===== DATASET CONTENT =====

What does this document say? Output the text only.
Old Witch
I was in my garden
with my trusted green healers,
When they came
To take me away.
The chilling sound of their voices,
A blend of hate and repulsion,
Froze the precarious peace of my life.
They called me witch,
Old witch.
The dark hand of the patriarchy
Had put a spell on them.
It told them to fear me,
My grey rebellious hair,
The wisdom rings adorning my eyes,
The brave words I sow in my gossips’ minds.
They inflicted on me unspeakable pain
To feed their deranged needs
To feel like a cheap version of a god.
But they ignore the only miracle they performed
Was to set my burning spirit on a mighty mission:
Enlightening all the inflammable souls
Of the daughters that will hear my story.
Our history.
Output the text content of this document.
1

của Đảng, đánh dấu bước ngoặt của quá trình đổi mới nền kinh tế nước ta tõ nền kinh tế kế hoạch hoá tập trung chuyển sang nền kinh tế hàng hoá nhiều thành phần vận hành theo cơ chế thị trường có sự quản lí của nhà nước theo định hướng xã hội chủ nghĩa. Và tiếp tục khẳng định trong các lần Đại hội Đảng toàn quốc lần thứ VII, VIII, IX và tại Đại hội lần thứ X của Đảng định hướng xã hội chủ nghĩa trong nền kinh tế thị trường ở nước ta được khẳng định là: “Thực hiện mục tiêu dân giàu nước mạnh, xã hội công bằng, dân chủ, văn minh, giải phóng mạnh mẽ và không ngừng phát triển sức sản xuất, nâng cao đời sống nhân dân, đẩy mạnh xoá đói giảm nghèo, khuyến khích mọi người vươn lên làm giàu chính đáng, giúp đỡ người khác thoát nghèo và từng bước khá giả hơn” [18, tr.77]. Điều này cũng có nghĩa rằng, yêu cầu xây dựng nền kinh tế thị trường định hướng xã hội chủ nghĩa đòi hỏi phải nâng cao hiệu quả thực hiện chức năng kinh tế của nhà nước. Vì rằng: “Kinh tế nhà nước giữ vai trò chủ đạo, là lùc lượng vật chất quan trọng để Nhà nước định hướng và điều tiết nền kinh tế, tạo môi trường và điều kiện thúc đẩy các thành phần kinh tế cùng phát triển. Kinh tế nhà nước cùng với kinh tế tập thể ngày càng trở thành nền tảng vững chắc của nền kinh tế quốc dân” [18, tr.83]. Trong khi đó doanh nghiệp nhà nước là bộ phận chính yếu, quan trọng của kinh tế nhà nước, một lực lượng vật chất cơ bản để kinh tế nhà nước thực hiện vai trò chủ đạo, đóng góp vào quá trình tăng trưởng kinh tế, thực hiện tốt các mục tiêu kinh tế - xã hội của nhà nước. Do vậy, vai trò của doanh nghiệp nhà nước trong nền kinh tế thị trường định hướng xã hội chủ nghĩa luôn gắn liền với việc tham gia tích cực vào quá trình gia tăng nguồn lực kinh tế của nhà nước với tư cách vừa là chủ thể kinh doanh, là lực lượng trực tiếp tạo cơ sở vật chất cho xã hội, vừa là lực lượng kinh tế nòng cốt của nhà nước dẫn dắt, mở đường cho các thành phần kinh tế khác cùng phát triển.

=====

• **BRIEF**: Scan the material above. Extract every line in which the word "only" occurs.

• **OUTPUT FOR THIS EXERCISE**:
What does this document say? Output the text only.
But they ignore the only miracle they performed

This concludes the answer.